╭──
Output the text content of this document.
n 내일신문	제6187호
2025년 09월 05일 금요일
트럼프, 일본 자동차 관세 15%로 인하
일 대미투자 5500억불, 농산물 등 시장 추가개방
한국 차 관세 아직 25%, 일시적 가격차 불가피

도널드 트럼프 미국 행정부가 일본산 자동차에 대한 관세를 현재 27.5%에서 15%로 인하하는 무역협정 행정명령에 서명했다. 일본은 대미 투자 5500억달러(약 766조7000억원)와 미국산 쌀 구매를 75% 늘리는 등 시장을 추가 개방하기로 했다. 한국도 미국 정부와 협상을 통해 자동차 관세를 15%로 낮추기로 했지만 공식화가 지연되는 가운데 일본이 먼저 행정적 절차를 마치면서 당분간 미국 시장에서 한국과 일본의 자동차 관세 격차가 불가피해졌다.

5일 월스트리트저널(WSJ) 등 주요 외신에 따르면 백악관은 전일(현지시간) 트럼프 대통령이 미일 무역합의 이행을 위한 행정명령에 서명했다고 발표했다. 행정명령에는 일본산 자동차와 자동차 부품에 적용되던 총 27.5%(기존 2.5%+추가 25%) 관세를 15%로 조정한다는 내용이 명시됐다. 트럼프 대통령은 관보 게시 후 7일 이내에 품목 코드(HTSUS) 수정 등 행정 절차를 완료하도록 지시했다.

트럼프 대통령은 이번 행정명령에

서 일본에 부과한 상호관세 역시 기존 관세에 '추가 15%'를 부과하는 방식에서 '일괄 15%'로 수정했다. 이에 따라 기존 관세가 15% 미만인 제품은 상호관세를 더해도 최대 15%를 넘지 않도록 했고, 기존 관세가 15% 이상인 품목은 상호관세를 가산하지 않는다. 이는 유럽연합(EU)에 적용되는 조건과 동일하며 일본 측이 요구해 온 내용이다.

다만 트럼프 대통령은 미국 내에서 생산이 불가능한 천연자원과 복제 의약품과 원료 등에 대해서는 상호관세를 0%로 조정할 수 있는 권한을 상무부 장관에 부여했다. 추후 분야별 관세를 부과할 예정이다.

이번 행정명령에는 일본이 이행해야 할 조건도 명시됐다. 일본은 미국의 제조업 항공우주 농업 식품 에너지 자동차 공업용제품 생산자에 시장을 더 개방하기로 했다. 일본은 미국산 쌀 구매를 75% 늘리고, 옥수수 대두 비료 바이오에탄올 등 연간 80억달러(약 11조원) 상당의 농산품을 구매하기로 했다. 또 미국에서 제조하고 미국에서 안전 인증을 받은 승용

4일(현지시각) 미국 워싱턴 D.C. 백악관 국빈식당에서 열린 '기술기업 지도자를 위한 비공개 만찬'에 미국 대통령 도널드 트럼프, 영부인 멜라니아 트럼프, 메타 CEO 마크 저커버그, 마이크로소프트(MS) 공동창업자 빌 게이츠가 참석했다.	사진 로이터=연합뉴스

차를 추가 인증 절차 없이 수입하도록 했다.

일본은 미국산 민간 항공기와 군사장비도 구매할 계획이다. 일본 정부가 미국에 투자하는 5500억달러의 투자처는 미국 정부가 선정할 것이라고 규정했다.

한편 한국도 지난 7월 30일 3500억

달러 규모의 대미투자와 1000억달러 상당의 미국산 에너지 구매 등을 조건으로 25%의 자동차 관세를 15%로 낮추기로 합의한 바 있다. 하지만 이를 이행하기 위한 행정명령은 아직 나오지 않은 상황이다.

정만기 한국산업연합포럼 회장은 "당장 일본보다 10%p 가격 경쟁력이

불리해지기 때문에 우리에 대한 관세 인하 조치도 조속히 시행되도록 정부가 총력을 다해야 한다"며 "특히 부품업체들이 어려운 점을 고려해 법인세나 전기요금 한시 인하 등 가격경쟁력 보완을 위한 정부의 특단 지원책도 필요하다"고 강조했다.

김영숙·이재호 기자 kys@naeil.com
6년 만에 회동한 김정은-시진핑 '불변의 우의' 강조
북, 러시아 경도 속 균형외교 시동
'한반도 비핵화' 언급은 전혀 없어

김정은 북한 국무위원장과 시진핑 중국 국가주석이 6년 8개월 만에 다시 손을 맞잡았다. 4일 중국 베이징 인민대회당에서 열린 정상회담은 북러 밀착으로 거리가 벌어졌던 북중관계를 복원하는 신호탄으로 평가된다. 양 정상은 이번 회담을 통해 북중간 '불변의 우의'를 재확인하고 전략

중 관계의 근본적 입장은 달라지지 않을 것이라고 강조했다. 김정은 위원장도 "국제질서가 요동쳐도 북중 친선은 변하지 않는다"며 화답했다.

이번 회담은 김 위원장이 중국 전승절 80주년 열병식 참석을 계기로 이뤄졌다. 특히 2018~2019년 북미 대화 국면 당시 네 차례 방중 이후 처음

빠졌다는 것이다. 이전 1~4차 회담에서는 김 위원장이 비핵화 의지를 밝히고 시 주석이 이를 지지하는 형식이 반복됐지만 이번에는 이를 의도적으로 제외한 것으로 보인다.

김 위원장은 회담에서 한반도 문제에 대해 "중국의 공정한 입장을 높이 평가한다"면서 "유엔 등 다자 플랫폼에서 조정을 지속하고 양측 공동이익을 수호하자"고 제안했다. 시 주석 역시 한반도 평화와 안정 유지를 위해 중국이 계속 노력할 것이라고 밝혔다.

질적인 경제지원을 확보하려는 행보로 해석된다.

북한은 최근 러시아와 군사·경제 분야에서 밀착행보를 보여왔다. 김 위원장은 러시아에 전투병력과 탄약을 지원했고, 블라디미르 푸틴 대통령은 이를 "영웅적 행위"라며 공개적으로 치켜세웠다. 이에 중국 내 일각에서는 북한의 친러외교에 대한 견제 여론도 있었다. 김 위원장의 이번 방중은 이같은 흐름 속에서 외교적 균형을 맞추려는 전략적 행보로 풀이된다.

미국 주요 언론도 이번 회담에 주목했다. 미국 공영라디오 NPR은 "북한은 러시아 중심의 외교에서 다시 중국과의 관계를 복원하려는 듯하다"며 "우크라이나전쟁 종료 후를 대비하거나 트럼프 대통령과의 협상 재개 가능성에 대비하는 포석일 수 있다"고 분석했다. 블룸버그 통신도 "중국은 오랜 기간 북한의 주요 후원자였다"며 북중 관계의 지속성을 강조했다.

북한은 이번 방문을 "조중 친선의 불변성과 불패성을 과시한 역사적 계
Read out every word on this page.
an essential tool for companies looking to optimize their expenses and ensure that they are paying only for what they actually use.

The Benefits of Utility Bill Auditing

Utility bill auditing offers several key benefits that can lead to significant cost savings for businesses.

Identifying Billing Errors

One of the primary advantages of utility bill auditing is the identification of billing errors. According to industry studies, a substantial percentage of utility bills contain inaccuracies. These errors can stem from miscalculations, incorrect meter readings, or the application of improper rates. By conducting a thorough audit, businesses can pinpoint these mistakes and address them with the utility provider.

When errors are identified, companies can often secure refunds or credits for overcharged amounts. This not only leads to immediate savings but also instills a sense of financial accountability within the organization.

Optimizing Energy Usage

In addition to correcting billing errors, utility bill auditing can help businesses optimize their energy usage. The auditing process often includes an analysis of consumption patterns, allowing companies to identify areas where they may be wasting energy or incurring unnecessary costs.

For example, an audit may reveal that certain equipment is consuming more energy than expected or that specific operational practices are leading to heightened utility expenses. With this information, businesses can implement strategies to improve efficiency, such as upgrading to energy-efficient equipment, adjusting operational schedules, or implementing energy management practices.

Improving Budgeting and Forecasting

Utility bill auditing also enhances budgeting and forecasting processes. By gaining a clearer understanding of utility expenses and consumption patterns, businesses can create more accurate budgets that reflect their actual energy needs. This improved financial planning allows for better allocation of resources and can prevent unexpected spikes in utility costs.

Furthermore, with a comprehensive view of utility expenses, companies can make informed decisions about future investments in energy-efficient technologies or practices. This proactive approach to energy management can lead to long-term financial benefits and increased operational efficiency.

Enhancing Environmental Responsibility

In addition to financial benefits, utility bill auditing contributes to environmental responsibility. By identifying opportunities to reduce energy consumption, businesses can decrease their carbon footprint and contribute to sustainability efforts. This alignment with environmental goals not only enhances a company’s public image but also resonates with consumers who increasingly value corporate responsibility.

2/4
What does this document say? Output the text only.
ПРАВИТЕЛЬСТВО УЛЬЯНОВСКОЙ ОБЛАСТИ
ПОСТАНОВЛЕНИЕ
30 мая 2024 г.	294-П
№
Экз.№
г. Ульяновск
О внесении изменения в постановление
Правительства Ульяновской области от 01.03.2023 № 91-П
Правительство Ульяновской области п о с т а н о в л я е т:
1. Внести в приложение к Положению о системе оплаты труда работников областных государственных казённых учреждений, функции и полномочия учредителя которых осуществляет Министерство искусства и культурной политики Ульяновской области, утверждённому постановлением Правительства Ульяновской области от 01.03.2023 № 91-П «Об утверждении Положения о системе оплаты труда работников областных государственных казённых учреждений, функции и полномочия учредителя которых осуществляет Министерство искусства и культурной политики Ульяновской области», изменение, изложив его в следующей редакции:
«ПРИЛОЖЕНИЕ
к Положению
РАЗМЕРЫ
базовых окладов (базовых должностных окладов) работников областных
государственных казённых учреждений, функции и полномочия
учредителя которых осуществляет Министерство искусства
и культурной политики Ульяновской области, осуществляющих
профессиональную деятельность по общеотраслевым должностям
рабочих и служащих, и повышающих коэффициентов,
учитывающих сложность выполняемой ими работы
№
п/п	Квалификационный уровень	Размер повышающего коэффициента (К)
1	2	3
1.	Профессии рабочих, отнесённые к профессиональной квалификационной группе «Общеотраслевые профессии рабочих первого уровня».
╰──
WORK TO DO: Go through the records and show every line with the string "text" in it.

WRITTEN RESPONSE:
Output the text content of this document.
What does this document say? Output the text only.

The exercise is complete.